◆ Written task
Copy the material below line for line, changing nothing.

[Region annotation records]
>>>>

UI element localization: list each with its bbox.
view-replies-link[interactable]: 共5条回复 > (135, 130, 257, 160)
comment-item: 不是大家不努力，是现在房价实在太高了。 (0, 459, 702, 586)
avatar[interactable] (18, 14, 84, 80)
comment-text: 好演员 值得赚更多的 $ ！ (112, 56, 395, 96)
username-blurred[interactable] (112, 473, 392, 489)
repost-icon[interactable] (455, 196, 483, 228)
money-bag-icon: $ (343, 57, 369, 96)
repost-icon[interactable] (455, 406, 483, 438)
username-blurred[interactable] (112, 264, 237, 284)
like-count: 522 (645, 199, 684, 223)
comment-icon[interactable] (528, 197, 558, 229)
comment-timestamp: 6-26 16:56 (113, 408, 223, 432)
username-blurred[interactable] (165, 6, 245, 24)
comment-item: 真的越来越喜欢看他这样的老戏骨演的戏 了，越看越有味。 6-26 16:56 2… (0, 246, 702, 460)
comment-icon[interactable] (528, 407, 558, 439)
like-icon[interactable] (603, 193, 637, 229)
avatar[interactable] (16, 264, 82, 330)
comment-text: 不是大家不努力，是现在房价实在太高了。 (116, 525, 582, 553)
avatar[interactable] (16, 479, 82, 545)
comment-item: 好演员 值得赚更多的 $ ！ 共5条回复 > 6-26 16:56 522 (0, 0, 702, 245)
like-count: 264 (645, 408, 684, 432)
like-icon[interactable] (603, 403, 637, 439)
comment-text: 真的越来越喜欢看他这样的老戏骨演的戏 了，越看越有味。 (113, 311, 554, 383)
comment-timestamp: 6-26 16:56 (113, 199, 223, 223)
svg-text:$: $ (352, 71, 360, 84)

<<<<

◆ Response
UI element localization: list each with its bbox.
view-replies-link[interactable]: 共5条回复 > (135, 130, 257, 160)
comment-item: 不是大家不努力，是现在房价实在太高了。 (0, 459, 702, 586)
avatar[interactable] (18, 14, 84, 80)
comment-text: 好演员 值得赚更多的 $ ！ (112, 56, 395, 96)
username-blurred[interactable] (112, 473, 392, 489)
repost-icon[interactable] (455, 196, 483, 228)
money-bag-icon: $ (343, 57, 369, 96)
repost-icon[interactable] (455, 406, 483, 438)
username-blurred[interactable] (112, 264, 237, 284)
like-count: 522 (645, 199, 684, 223)
comment-icon[interactable] (528, 197, 558, 229)
comment-timestamp: 6-26 16:56 (113, 408, 223, 432)
username-blurred[interactable] (165, 6, 245, 24)
comment-item: 真的越来越喜欢看他这样的老戏骨演的戏 了，越看越有味。 6-26 16:56 2… (0, 246, 702, 460)
comment-icon[interactable] (528, 407, 558, 439)
like-icon[interactable] (603, 193, 637, 229)
avatar[interactable] (16, 264, 82, 330)
comment-text: 不是大家不努力，是现在房价实在太高了。 (116, 525, 582, 553)
avatar[interactable] (16, 479, 82, 545)
comment-item: 好演员 值得赚更多的 $ ！ 共5条回复 > 6-26 16:56 522 (0, 0, 702, 245)
like-count: 264 (645, 408, 684, 432)
like-icon[interactable] (603, 403, 637, 439)
comment-text: 真的越来越喜欢看他这样的老戏骨演的戏 了，越看越有味。 (113, 311, 554, 383)
comment-timestamp: 6-26 16:56 (113, 199, 223, 223)
svg-text:$: $ (352, 71, 360, 84)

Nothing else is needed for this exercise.